> [Set problem] Copy out all the lines in the records that include the word "JSON".

> [Figure contents as structured data]
::::::::::

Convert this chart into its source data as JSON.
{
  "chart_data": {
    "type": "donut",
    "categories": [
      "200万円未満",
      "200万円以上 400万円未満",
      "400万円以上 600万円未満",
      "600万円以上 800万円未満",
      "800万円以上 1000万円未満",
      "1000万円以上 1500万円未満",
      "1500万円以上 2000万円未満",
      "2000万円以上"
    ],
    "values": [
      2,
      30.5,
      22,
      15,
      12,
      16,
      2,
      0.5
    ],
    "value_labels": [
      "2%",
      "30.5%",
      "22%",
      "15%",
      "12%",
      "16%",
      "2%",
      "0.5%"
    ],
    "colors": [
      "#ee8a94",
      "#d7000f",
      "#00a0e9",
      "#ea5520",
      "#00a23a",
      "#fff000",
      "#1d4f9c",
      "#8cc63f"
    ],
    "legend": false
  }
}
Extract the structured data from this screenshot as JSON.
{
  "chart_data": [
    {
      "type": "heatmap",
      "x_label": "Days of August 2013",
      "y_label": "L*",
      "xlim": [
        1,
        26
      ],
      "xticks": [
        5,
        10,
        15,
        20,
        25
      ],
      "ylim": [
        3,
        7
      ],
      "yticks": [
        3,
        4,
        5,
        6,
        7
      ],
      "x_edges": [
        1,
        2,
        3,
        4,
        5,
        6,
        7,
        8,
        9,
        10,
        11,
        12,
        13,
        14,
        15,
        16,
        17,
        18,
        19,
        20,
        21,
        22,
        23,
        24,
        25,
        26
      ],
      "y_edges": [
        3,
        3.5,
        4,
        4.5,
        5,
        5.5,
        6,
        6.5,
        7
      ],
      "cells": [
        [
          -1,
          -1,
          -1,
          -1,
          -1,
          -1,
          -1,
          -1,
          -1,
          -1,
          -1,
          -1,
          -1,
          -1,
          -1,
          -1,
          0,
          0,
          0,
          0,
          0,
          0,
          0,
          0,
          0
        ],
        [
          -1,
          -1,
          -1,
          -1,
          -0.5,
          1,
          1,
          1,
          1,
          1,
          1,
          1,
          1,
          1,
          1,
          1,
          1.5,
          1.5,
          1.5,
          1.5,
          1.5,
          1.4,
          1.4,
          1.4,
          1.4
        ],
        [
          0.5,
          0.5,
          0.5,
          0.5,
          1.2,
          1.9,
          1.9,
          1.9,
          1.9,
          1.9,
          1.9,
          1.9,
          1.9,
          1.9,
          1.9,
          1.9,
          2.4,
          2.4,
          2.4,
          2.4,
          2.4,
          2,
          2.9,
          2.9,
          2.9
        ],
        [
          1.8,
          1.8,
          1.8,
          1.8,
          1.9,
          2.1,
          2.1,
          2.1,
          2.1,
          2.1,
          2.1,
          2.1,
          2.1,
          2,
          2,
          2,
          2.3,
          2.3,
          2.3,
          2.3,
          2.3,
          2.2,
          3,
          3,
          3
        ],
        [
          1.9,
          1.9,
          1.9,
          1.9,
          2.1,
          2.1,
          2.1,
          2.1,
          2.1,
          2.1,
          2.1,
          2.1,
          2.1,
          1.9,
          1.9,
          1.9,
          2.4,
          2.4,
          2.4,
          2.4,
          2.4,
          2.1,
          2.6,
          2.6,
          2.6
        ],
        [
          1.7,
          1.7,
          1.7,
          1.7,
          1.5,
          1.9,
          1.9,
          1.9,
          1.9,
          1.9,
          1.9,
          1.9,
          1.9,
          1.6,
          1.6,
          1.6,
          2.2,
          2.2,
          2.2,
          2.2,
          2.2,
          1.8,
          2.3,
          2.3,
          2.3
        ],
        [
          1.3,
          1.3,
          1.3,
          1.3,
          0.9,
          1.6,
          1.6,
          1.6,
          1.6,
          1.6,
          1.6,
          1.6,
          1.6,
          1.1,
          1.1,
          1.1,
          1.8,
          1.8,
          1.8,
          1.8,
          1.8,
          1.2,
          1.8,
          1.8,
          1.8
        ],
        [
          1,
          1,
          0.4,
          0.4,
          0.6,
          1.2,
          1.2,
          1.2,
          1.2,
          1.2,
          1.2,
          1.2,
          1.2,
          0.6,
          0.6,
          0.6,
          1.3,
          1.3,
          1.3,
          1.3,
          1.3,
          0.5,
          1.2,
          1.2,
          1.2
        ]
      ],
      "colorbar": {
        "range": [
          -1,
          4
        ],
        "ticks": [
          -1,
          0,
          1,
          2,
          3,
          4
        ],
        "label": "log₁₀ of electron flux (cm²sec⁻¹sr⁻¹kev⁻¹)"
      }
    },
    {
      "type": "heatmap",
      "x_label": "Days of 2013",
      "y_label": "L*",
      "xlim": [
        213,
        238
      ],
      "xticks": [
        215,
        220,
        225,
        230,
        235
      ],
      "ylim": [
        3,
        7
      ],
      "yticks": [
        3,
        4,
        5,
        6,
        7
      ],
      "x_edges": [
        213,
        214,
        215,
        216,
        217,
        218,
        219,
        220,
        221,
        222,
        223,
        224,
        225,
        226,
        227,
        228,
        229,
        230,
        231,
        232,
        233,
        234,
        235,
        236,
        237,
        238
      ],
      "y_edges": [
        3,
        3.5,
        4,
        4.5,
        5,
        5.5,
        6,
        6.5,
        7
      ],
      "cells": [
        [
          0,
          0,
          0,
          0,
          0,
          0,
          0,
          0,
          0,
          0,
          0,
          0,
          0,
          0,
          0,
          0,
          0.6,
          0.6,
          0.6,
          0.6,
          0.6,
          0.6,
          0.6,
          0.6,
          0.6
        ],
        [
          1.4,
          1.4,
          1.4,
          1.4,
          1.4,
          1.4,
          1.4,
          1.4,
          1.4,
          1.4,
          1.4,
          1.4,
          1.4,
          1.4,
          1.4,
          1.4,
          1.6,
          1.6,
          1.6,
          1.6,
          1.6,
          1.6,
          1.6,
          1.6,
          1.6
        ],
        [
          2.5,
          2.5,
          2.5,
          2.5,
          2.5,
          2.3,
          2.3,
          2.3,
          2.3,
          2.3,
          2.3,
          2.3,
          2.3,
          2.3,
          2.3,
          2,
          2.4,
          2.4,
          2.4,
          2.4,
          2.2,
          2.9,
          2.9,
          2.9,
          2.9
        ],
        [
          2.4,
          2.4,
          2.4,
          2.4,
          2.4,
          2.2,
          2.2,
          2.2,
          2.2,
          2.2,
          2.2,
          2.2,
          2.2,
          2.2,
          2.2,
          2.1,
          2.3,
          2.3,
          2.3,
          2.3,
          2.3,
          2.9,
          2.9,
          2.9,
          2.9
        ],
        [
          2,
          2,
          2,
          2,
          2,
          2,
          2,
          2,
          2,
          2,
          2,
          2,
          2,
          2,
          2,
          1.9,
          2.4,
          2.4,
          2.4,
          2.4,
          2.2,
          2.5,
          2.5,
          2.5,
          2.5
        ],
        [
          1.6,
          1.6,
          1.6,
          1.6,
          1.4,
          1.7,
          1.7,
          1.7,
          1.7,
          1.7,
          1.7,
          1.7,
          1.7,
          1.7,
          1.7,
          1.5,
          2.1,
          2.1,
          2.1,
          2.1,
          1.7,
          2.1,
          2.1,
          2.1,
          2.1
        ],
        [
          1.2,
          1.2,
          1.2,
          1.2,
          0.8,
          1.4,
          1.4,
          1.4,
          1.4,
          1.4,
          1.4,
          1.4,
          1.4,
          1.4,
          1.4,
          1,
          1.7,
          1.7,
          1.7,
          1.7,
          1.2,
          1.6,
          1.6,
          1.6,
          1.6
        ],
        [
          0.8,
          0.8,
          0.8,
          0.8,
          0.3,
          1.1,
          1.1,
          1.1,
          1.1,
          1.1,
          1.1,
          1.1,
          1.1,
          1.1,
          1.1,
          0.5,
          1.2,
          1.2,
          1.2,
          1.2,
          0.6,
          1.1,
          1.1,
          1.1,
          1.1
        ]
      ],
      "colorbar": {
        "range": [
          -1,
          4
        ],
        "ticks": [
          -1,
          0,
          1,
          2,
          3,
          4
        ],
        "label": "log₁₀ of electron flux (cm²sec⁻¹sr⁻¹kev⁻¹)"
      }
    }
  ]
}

::::::::::

> [The output]
Convert this chart into its source data as JSON.
Extract the structured data from this screenshot as JSON.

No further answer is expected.